- Directive
Repeat each entry as written, dropping any picture you find.

%%

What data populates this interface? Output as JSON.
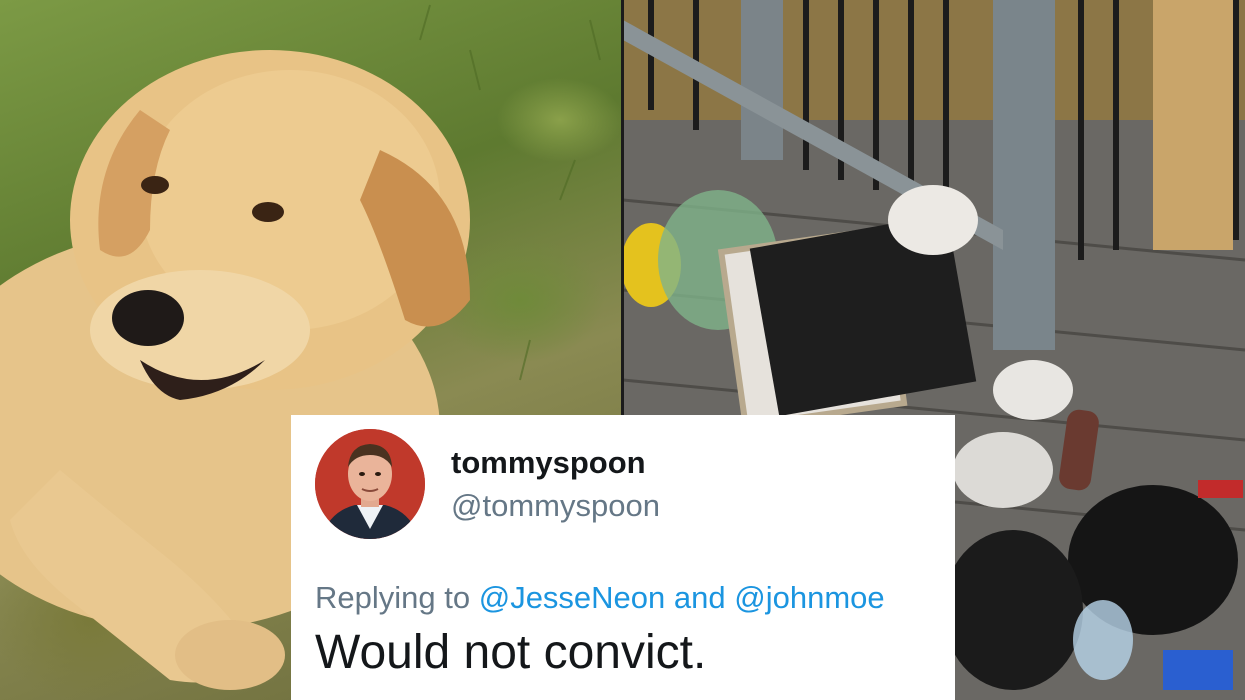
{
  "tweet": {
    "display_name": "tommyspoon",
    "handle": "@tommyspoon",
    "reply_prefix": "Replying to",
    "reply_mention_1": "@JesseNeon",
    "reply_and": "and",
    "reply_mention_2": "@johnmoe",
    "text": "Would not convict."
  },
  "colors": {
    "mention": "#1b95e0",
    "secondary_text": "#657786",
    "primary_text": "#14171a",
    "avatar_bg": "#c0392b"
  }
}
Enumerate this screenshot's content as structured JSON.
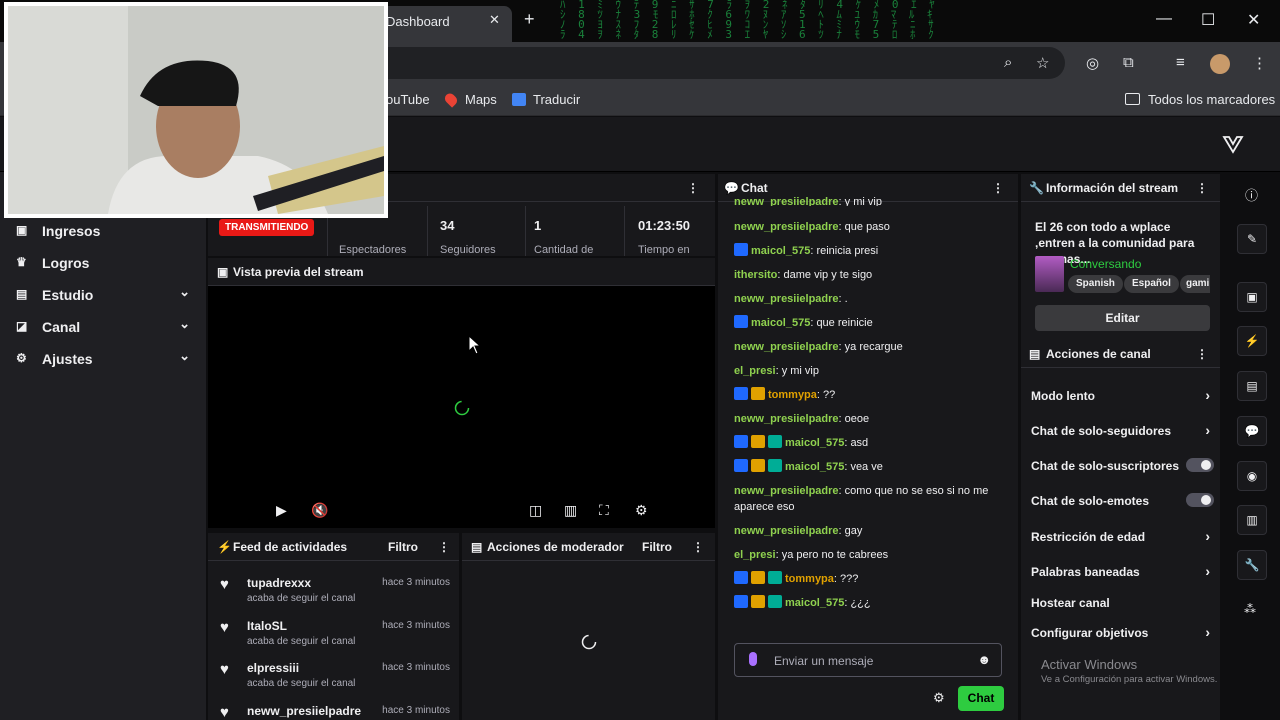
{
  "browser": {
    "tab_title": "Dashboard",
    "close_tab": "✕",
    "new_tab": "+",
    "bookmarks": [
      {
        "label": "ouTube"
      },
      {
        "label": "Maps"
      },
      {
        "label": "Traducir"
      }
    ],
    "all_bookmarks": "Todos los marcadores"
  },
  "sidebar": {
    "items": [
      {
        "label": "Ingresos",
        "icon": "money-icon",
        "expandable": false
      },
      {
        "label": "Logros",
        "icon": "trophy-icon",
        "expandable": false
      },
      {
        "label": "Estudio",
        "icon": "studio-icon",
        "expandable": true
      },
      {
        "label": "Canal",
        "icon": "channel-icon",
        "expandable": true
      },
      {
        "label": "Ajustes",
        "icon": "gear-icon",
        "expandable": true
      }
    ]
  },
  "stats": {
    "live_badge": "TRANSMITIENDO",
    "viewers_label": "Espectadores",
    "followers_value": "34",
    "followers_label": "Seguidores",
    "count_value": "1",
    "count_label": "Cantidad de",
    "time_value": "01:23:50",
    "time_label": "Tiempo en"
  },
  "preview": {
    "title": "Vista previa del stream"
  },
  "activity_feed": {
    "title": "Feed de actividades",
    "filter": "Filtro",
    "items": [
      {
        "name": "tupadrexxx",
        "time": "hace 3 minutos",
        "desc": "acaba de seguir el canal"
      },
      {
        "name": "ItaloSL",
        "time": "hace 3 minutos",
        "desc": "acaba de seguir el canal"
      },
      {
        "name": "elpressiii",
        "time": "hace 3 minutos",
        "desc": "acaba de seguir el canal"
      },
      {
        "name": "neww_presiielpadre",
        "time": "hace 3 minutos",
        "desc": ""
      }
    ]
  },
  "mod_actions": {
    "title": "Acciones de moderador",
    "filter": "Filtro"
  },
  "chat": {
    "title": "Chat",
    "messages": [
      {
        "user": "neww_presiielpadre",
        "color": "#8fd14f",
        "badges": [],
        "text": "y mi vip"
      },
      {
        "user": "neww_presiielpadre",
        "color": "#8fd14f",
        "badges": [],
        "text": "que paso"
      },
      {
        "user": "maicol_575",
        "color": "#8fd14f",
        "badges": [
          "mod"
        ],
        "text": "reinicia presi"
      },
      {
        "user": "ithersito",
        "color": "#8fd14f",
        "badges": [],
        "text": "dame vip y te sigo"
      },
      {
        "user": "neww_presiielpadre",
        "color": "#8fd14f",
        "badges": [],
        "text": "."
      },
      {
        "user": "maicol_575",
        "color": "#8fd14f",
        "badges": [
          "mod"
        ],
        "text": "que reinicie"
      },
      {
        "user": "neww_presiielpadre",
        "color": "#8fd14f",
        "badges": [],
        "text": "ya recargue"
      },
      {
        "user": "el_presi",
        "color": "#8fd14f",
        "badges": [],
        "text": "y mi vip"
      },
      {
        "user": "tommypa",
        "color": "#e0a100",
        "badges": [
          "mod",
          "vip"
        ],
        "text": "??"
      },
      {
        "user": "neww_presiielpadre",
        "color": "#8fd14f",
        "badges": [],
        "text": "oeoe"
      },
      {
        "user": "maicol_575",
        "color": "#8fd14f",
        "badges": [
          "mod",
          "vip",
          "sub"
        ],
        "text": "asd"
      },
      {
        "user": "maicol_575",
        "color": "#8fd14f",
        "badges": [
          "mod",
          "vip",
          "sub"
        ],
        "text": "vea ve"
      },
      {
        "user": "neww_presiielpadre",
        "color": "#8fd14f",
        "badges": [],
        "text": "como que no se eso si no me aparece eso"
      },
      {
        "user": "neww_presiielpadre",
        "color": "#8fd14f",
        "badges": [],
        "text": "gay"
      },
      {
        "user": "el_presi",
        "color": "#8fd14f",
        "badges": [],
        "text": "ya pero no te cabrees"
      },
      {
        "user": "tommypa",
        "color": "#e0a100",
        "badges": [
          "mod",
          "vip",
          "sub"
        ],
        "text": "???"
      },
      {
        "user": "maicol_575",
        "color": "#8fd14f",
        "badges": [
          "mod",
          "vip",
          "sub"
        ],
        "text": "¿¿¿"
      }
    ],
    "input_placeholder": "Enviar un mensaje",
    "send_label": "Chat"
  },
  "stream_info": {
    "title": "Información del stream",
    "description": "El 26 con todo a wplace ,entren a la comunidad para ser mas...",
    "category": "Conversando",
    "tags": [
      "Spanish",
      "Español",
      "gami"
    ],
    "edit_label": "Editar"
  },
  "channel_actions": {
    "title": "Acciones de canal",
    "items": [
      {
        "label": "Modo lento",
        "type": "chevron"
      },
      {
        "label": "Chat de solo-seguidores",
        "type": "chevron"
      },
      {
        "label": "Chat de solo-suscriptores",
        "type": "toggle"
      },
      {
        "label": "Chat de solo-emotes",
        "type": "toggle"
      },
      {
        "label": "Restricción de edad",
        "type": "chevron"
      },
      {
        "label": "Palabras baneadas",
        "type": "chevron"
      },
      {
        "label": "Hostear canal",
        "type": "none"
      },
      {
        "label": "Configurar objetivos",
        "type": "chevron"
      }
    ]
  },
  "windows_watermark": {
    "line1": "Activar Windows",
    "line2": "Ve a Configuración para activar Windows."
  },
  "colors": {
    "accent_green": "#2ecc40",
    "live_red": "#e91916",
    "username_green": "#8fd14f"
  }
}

%%

- Task response
What data populates this interface? Output as JSON.
{
  "tweet": {
    "display_name": "tommyspoon",
    "handle": "@tommyspoon",
    "reply_prefix": "Replying to",
    "reply_mention_1": "@JesseNeon",
    "reply_and": "and",
    "reply_mention_2": "@johnmoe",
    "text": "Would not convict."
  },
  "colors": {
    "mention": "#1b95e0",
    "secondary_text": "#657786",
    "primary_text": "#14171a",
    "avatar_bg": "#c0392b"
  }
}
Enumerate this screenshot's content as structured JSON.
{
  "browser": {
    "tab_title": "Dashboard",
    "close_tab": "✕",
    "new_tab": "+",
    "bookmarks": [
      {
        "label": "ouTube"
      },
      {
        "label": "Maps"
      },
      {
        "label": "Traducir"
      }
    ],
    "all_bookmarks": "Todos los marcadores"
  },
  "sidebar": {
    "items": [
      {
        "label": "Ingresos",
        "icon": "money-icon",
        "expandable": false
      },
      {
        "label": "Logros",
        "icon": "trophy-icon",
        "expandable": false
      },
      {
        "label": "Estudio",
        "icon": "studio-icon",
        "expandable": true
      },
      {
        "label": "Canal",
        "icon": "channel-icon",
        "expandable": true
      },
      {
        "label": "Ajustes",
        "icon": "gear-icon",
        "expandable": true
      }
    ]
  },
  "stats": {
    "live_badge": "TRANSMITIENDO",
    "viewers_label": "Espectadores",
    "followers_value": "34",
    "followers_label": "Seguidores",
    "count_value": "1",
    "count_label": "Cantidad de",
    "time_value": "01:23:50",
    "time_label": "Tiempo en"
  },
  "preview": {
    "title": "Vista previa del stream"
  },
  "activity_feed": {
    "title": "Feed de actividades",
    "filter": "Filtro",
    "items": [
      {
        "name": "tupadrexxx",
        "time": "hace 3 minutos",
        "desc": "acaba de seguir el canal"
      },
      {
        "name": "ItaloSL",
        "time": "hace 3 minutos",
        "desc": "acaba de seguir el canal"
      },
      {
        "name": "elpressiii",
        "time": "hace 3 minutos",
        "desc": "acaba de seguir el canal"
      },
      {
        "name": "neww_presiielpadre",
        "time": "hace 3 minutos",
        "desc": ""
      }
    ]
  },
  "mod_actions": {
    "title": "Acciones de moderador",
    "filter": "Filtro"
  },
  "chat": {
    "title": "Chat",
    "messages": [
      {
        "user": "neww_presiielpadre",
        "color": "#8fd14f",
        "badges": [],
        "text": "y mi vip"
      },
      {
        "user": "neww_presiielpadre",
        "color": "#8fd14f",
        "badges": [],
        "text": "que paso"
      },
      {
        "user": "maicol_575",
        "color": "#8fd14f",
        "badges": [
          "mod"
        ],
        "text": "reinicia presi"
      },
      {
        "user": "ithersito",
        "color": "#8fd14f",
        "badges": [],
        "text": "dame vip y te sigo"
      },
      {
        "user": "neww_presiielpadre",
        "color": "#8fd14f",
        "badges": [],
        "text": "."
      },
      {
        "user": "maicol_575",
        "color": "#8fd14f",
        "badges": [
          "mod"
        ],
        "text": "que reinicie"
      },
      {
        "user": "neww_presiielpadre",
        "color": "#8fd14f",
        "badges": [],
        "text": "ya recargue"
      },
      {
        "user": "el_presi",
        "color": "#8fd14f",
        "badges": [],
        "text": "y mi vip"
      },
      {
        "user": "tommypa",
        "color": "#e0a100",
        "badges": [
          "mod",
          "vip"
        ],
        "text": "??"
      },
      {
        "user": "neww_presiielpadre",
        "color": "#8fd14f",
        "badges": [],
        "text": "oeoe"
      },
      {
        "user": "maicol_575",
        "color": "#8fd14f",
        "badges": [
          "mod",
          "vip",
          "sub"
        ],
        "text": "asd"
      },
      {
        "user": "maicol_575",
        "color": "#8fd14f",
        "badges": [
          "mod",
          "vip",
          "sub"
        ],
        "text": "vea ve"
      },
      {
        "user": "neww_presiielpadre",
        "color": "#8fd14f",
        "badges": [],
        "text": "como que no se eso si no me aparece eso"
      },
      {
        "user": "neww_presiielpadre",
        "color": "#8fd14f",
        "badges": [],
        "text": "gay"
      },
      {
        "user": "el_presi",
        "color": "#8fd14f",
        "badges": [],
        "text": "ya pero no te cabrees"
      },
      {
        "user": "tommypa",
        "color": "#e0a100",
        "badges": [
          "mod",
          "vip",
          "sub"
        ],
        "text": "???"
      },
      {
        "user": "maicol_575",
        "color": "#8fd14f",
        "badges": [
          "mod",
          "vip",
          "sub"
        ],
        "text": "¿¿¿"
      }
    ],
    "input_placeholder": "Enviar un mensaje",
    "send_label": "Chat"
  },
  "stream_info": {
    "title": "Información del stream",
    "description": "El 26 con todo a wplace ,entren a la comunidad para ser mas...",
    "category": "Conversando",
    "tags": [
      "Spanish",
      "Español",
      "gami"
    ],
    "edit_label": "Editar"
  },
  "channel_actions": {
    "title": "Acciones de canal",
    "items": [
      {
        "label": "Modo lento",
        "type": "chevron"
      },
      {
        "label": "Chat de solo-seguidores",
        "type": "chevron"
      },
      {
        "label": "Chat de solo-suscriptores",
        "type": "toggle"
      },
      {
        "label": "Chat de solo-emotes",
        "type": "toggle"
      },
      {
        "label": "Restricción de edad",
        "type": "chevron"
      },
      {
        "label": "Palabras baneadas",
        "type": "chevron"
      },
      {
        "label": "Hostear canal",
        "type": "none"
      },
      {
        "label": "Configurar objetivos",
        "type": "chevron"
      }
    ]
  },
  "windows_watermark": {
    "line1": "Activar Windows",
    "line2": "Ve a Configuración para activar Windows."
  },
  "colors": {
    "accent_green": "#2ecc40",
    "live_red": "#e91916",
    "username_green": "#8fd14f"
  }
}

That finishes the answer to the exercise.